* [Aim] Output an exact reproduction of the data.

[Some records]
------------
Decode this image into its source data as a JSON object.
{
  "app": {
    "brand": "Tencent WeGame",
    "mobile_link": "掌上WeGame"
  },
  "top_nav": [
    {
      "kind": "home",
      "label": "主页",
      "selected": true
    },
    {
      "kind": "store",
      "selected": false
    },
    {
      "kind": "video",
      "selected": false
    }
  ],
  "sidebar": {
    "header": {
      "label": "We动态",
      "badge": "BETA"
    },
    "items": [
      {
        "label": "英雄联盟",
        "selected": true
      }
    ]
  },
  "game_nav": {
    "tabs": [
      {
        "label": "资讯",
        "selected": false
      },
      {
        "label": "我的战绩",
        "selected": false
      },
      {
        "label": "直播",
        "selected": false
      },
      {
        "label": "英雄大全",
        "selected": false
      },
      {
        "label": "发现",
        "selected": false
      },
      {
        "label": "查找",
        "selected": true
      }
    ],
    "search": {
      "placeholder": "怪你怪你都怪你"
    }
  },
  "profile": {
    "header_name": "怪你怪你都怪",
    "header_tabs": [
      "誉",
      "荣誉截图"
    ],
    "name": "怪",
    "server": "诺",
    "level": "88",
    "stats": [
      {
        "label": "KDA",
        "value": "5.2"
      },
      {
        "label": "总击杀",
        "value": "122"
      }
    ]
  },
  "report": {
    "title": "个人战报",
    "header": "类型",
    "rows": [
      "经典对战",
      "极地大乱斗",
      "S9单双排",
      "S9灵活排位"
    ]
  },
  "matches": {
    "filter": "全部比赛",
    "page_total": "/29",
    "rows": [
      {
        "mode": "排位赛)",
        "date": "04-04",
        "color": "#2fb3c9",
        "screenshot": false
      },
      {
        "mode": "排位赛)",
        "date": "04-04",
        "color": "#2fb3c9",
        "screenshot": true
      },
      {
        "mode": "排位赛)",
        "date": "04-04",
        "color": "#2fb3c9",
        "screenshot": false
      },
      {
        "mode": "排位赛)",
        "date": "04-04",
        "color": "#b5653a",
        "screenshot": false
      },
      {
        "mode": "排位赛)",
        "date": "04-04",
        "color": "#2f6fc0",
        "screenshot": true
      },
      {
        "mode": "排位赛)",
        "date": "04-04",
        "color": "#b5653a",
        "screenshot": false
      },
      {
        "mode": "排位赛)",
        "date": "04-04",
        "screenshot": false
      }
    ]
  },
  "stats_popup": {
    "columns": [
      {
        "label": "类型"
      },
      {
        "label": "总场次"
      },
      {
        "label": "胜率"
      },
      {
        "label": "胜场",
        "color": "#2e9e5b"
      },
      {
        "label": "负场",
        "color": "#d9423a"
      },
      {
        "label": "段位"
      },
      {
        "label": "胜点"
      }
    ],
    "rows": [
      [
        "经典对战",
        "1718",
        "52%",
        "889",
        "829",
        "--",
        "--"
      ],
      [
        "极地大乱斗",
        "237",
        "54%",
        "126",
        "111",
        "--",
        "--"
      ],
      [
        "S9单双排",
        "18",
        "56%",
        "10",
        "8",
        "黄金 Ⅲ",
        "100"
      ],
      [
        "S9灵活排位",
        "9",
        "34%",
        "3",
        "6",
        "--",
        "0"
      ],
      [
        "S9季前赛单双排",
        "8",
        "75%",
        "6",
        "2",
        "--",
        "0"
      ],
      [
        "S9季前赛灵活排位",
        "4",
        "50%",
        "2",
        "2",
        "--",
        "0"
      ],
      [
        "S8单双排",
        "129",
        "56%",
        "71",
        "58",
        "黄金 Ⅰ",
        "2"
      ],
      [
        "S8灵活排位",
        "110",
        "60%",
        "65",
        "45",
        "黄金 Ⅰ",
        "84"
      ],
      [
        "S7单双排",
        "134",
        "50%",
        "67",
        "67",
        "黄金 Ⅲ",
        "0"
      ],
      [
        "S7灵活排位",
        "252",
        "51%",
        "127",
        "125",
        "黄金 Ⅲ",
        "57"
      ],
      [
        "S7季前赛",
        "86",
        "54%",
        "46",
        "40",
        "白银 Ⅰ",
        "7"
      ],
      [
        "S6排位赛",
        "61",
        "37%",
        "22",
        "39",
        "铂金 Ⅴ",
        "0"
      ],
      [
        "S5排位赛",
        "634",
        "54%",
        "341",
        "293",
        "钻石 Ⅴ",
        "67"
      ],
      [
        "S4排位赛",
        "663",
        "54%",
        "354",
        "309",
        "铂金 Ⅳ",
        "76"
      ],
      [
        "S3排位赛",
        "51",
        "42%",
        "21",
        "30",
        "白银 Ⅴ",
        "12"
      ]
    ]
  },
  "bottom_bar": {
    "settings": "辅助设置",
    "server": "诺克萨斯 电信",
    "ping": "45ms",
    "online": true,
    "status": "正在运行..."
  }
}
------------
* [Result for this task]
Decode this image into its source data as a JSON object.
{
  "app": {
    "brand": "Tencent WeGame",
    "mobile_link": "掌上WeGame"
  },
  "top_nav": [
    {
      "kind": "home",
      "label": "主页",
      "selected": true
    },
    {
      "kind": "store",
      "selected": false
    },
    {
      "kind": "video",
      "selected": false
    }
  ],
  "sidebar": {
    "header": {
      "label": "We动态",
      "badge": "BETA"
    },
    "items": [
      {
        "label": "英雄联盟",
        "selected": true
      }
    ]
  },
  "game_nav": {
    "tabs": [
      {
        "label": "资讯",
        "selected": false
      },
      {
        "label": "我的战绩",
        "selected": false
      },
      {
        "label": "直播",
        "selected": false
      },
      {
        "label": "英雄大全",
        "selected": false
      },
      {
        "label": "发现",
        "selected": false
      },
      {
        "label": "查找",
        "selected": true
      }
    ],
    "search": {
      "placeholder": "怪你怪你都怪你"
    }
  },
  "profile": {
    "header_name": "怪你怪你都怪",
    "header_tabs": [
      "誉",
      "荣誉截图"
    ],
    "name": "怪",
    "server": "诺",
    "level": "88",
    "stats": [
      {
        "label": "KDA",
        "value": "5.2"
      },
      {
        "label": "总击杀",
        "value": "122"
      }
    ]
  },
  "report": {
    "title": "个人战报",
    "header": "类型",
    "rows": [
      "经典对战",
      "极地大乱斗",
      "S9单双排",
      "S9灵活排位"
    ]
  },
  "matches": {
    "filter": "全部比赛",
    "page_total": "/29",
    "rows": [
      {
        "mode": "排位赛)",
        "date": "04-04",
        "color": "#2fb3c9",
        "screenshot": false
      },
      {
        "mode": "排位赛)",
        "date": "04-04",
        "color": "#2fb3c9",
        "screenshot": true
      },
      {
        "mode": "排位赛)",
        "date": "04-04",
        "color": "#2fb3c9",
        "screenshot": false
      },
      {
        "mode": "排位赛)",
        "date": "04-04",
        "color": "#b5653a",
        "screenshot": false
      },
      {
        "mode": "排位赛)",
        "date": "04-04",
        "color": "#2f6fc0",
        "screenshot": true
      },
      {
        "mode": "排位赛)",
        "date": "04-04",
        "color": "#b5653a",
        "screenshot": false
      },
      {
        "mode": "排位赛)",
        "date": "04-04",
        "screenshot": false
      }
    ]
  },
  "stats_popup": {
    "columns": [
      {
        "label": "类型"
      },
      {
        "label": "总场次"
      },
      {
        "label": "胜率"
      },
      {
        "label": "胜场",
        "color": "#2e9e5b"
      },
      {
        "label": "负场",
        "color": "#d9423a"
      },
      {
        "label": "段位"
      },
      {
        "label": "胜点"
      }
    ],
    "rows": [
      [
        "经典对战",
        "1718",
        "52%",
        "889",
        "829",
        "--",
        "--"
      ],
      [
        "极地大乱斗",
        "237",
        "54%",
        "126",
        "111",
        "--",
        "--"
      ],
      [
        "S9单双排",
        "18",
        "56%",
        "10",
        "8",
        "黄金 Ⅲ",
        "100"
      ],
      [
        "S9灵活排位",
        "9",
        "34%",
        "3",
        "6",
        "--",
        "0"
      ],
      [
        "S9季前赛单双排",
        "8",
        "75%",
        "6",
        "2",
        "--",
        "0"
      ],
      [
        "S9季前赛灵活排位",
        "4",
        "50%",
        "2",
        "2",
        "--",
        "0"
      ],
      [
        "S8单双排",
        "129",
        "56%",
        "71",
        "58",
        "黄金 Ⅰ",
        "2"
      ],
      [
        "S8灵活排位",
        "110",
        "60%",
        "65",
        "45",
        "黄金 Ⅰ",
        "84"
      ],
      [
        "S7单双排",
        "134",
        "50%",
        "67",
        "67",
        "黄金 Ⅲ",
        "0"
      ],
      [
        "S7灵活排位",
        "252",
        "51%",
        "127",
        "125",
        "黄金 Ⅲ",
        "57"
      ],
      [
        "S7季前赛",
        "86",
        "54%",
        "46",
        "40",
        "白银 Ⅰ",
        "7"
      ],
      [
        "S6排位赛",
        "61",
        "37%",
        "22",
        "39",
        "铂金 Ⅴ",
        "0"
      ],
      [
        "S5排位赛",
        "634",
        "54%",
        "341",
        "293",
        "钻石 Ⅴ",
        "67"
      ],
      [
        "S4排位赛",
        "663",
        "54%",
        "354",
        "309",
        "铂金 Ⅳ",
        "76"
      ],
      [
        "S3排位赛",
        "51",
        "42%",
        "21",
        "30",
        "白银 Ⅴ",
        "12"
      ]
    ]
  },
  "bottom_bar": {
    "settings": "辅助设置",
    "server": "诺克萨斯 电信",
    "ping": "45ms",
    "online": true,
    "status": "正在运行..."
  }
}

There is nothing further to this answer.